▶ Task statement: Copy out the items below word for word, everything from the line that contains "103, 125, 238]" down to the line that contains "366, 68, 376]", with both of those lines included.

▶ Records:
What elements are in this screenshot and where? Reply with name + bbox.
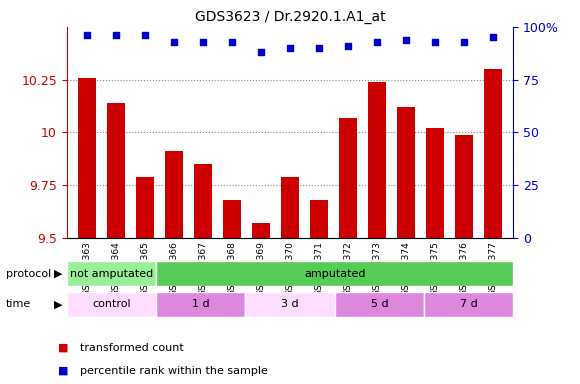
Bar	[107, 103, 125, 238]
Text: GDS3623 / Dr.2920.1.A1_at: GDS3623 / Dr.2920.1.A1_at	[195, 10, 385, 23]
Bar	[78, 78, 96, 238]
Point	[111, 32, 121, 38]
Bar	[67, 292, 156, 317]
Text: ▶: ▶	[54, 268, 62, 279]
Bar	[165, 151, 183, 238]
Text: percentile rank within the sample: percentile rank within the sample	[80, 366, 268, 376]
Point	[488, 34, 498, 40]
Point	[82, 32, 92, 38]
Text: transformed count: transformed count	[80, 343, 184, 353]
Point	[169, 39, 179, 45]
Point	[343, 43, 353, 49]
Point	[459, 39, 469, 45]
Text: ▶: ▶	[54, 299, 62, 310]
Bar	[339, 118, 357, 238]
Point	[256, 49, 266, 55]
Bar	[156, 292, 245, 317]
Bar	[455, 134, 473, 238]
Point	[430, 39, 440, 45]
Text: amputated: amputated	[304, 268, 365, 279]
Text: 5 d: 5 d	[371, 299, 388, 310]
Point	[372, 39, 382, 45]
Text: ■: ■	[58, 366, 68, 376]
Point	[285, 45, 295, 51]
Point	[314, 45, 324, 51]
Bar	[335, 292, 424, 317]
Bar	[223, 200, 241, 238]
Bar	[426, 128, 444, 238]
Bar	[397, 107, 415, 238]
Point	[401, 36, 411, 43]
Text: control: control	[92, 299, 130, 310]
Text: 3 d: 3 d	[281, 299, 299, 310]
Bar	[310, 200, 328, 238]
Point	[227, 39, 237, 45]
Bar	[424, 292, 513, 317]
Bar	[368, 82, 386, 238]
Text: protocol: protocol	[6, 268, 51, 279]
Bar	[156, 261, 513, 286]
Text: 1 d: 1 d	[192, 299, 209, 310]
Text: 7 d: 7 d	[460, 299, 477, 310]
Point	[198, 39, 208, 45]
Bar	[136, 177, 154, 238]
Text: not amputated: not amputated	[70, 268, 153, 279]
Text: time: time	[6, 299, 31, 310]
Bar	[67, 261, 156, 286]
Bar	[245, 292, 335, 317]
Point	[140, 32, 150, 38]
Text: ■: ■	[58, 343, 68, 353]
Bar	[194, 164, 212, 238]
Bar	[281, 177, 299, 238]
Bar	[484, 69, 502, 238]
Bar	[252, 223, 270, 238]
* * *
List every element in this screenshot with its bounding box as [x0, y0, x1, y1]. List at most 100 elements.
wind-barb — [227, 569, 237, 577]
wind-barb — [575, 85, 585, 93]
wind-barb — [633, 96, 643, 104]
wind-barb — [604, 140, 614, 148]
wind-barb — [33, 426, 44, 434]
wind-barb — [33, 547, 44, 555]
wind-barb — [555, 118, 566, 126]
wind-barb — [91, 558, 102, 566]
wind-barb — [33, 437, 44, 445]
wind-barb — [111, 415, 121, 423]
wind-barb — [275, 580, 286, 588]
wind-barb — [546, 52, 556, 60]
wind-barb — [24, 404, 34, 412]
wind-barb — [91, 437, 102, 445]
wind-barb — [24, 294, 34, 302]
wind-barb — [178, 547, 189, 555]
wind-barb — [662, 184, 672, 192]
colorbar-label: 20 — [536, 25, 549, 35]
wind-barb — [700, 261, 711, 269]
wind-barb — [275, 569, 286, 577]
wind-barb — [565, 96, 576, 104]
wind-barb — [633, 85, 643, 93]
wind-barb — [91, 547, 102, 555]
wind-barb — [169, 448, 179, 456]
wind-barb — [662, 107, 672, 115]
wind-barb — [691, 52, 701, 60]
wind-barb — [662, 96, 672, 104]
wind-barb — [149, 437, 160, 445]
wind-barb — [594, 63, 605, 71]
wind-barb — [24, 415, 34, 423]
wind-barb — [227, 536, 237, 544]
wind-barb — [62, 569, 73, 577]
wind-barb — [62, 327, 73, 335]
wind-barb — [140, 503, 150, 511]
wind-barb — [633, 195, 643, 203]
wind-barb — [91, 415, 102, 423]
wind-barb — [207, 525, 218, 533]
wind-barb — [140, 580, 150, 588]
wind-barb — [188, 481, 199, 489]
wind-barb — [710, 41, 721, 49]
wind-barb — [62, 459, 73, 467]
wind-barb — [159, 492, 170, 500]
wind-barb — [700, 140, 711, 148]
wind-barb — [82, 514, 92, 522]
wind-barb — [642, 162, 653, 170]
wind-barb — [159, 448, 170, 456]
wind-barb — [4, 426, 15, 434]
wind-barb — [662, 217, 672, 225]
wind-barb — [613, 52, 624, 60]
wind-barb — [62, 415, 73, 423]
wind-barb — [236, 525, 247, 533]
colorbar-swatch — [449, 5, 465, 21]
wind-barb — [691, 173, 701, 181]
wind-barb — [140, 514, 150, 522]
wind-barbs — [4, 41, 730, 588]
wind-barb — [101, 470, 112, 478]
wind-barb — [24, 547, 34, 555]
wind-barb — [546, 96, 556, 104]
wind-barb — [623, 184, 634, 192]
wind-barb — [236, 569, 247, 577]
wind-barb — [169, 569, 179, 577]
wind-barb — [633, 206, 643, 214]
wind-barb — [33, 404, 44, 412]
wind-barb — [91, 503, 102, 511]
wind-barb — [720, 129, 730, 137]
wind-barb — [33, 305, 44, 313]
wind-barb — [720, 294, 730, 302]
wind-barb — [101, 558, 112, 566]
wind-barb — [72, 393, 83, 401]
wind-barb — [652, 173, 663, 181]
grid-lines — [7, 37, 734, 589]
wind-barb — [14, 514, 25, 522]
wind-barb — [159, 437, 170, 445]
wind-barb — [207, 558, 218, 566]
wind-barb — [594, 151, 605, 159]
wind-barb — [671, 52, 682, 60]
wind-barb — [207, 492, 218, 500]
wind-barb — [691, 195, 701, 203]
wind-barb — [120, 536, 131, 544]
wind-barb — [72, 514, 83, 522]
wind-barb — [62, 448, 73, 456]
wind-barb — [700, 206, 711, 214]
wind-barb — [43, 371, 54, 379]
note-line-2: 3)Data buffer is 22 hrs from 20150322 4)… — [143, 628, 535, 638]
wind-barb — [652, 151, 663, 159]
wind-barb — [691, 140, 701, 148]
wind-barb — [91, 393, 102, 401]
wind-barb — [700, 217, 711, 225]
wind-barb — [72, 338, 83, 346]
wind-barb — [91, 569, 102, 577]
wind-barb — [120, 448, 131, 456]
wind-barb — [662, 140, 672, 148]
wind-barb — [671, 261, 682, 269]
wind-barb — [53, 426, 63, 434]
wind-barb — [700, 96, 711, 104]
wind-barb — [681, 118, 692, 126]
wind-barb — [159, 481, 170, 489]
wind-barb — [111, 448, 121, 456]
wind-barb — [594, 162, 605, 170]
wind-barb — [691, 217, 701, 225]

▶ Finished exercise:
Bar	[107, 103, 125, 238]
Text: GDS3623 / Dr.2920.1.A1_at: GDS3623 / Dr.2920.1.A1_at	[195, 10, 385, 23]
Bar	[78, 78, 96, 238]
Point	[111, 32, 121, 38]
Bar	[67, 292, 156, 317]
Text: ▶: ▶	[54, 268, 62, 279]
Bar	[165, 151, 183, 238]
Text: percentile rank within the sample: percentile rank within the sample	[80, 366, 268, 376]
Point	[488, 34, 498, 40]
Point	[82, 32, 92, 38]
Text: transformed count: transformed count	[80, 343, 184, 353]
Point	[169, 39, 179, 45]
Point	[343, 43, 353, 49]
Point	[459, 39, 469, 45]
Text: ▶: ▶	[54, 299, 62, 310]
Bar	[339, 118, 357, 238]
Point	[256, 49, 266, 55]
Bar	[156, 292, 245, 317]
Bar	[455, 134, 473, 238]
Point	[430, 39, 440, 45]
Text: amputated: amputated	[304, 268, 365, 279]
Text: 5 d: 5 d	[371, 299, 388, 310]
Point	[372, 39, 382, 45]
Text: ■: ■	[58, 366, 68, 376]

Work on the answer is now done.